### REQUIREMENTS
Pick out each line in these entries that contains the string "expanded".

### MATERIAL PROVIDED
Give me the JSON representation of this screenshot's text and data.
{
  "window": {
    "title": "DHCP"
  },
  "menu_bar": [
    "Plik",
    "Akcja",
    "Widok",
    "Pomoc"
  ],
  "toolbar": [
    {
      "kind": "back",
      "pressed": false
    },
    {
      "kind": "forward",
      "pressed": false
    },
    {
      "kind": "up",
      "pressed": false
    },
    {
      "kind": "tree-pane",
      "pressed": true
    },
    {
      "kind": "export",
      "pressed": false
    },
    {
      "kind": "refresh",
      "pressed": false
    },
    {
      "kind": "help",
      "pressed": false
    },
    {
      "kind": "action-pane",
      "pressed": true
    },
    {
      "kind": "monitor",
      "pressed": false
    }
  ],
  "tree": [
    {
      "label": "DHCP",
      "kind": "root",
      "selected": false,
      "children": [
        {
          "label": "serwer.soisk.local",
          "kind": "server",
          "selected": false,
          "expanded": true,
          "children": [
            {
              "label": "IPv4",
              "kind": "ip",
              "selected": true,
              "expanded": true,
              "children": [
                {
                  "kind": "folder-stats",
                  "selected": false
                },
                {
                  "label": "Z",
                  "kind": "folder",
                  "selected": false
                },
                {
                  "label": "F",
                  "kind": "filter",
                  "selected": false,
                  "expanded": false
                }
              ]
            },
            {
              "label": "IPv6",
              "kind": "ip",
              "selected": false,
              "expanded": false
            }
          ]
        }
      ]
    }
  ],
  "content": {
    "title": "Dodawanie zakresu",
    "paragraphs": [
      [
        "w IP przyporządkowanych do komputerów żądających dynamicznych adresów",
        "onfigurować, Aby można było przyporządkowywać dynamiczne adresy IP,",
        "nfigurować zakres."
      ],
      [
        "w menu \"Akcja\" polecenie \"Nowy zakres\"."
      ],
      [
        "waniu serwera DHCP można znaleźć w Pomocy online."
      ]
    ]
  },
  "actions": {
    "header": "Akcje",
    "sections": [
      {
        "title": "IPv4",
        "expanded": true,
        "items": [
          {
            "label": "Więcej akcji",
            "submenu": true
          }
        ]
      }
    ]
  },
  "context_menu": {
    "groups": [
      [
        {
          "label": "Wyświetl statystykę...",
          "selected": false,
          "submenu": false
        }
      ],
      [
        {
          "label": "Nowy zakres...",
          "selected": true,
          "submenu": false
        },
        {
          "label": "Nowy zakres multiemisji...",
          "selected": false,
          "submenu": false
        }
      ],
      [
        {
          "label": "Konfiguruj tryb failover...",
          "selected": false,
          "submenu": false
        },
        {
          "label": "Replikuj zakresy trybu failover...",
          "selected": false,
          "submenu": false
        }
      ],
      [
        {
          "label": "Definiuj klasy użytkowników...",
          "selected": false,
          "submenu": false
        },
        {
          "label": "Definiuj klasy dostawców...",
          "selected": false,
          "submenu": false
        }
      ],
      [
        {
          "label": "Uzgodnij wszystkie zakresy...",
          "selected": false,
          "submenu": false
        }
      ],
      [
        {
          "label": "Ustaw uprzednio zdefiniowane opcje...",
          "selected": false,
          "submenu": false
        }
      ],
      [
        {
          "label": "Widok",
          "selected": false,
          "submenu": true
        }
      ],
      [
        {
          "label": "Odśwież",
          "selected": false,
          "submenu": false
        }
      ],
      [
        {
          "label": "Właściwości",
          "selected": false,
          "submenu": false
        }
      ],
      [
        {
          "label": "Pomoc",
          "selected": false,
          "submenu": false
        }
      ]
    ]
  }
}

### RESPONSE FOR THIS EXERCISE
          "expanded": true,
              "expanded": true,
                  "expanded": false
              "expanded": false
        "expanded": true,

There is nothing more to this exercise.